◆ EXTRACTED TEXT:
######
Handcrafting an uneasy elegy for Kalamkari

In the era of heavy mechanisation and synthetic products, how do we preserve a craft like Kalamakari?



When I told Bapa that I went to Machilipatnam, he said, it was under the Kings of Odisha once. Every time I tell him about our travels to different places, he will tell me something of its history, his knowledge dating back to a time before google and wiki.

And most of the time, I would not know those bits from history. And so, of course, I googled.

According to a history manual complied by Gordon Mackenzie in 1883, first mention of Machilipatnam in History was in connection with the construction of a mosque under Carnatic Rajas. In 1478, the army of Muhammad Shah Bahamani II captured Machilipatnam. In 1515, Krishna Devaraya defeated the Bahamani kings and put the port under the care of the Orissa Rajas. Bingo!

King of Golconda, Quli Qutb Shah captured the area from the Orissa Rajas and it became part of the Golconda kingdom for nearly half a century. The Portuguese were the earliest to establish base at Machilipatnam and the Dutch followed suit. The English entered only in 1611 and established a factory there.

Apparently, the primary product that was exported from the port was cloth weaved and dyed at villages in the hinterland. There were references of saltpetre (Potassium Nitrate), turmeric, spices and miscellaneous articles like spotted deer and waterfowl being exported from the port. The imports included all sorts of goods manufactured in England. There was a lot of demand for superfine scarlet and green coloured cloth. It was through this port that the diamonds purchased at Golconda were taken to England.

In 1686, the Emperor of Delhi defeated the dynasty of Golconda. The Dutch saw an opportunity to take possession of the port. The next year the East India Company declared war against Aurangzeb. In July that year his troops advanced as far as the fort at Kondapalli. The Dutch, English and French deserted the port town thereafter. Great Distress was reported in this part. There was an epidemic in the port town in 1687 and several Europeans died. The Dutch factory was damaged extensively by a huge storm on October 13, 1779. Nearly 20,000 people living in Machilipatnam and nearby villages were killed by the storm. (The Hindu)
######
◆ THE TASK: In the Machilipatnam history text, in what year did the English enter Machilipatnam and set up a factory there?

◆ MATERIAL PROVIDED:
######
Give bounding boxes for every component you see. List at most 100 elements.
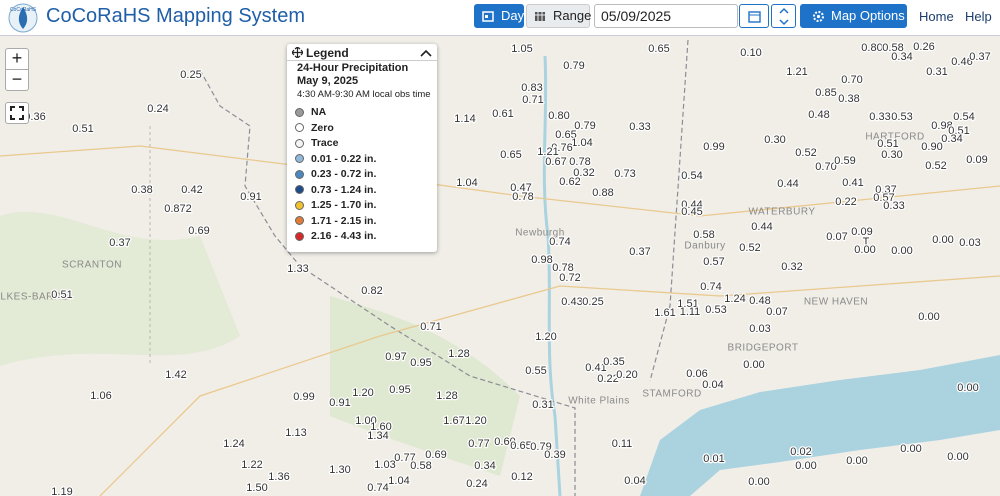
######
◆ RESULT OF THIS EXERCISE: 1611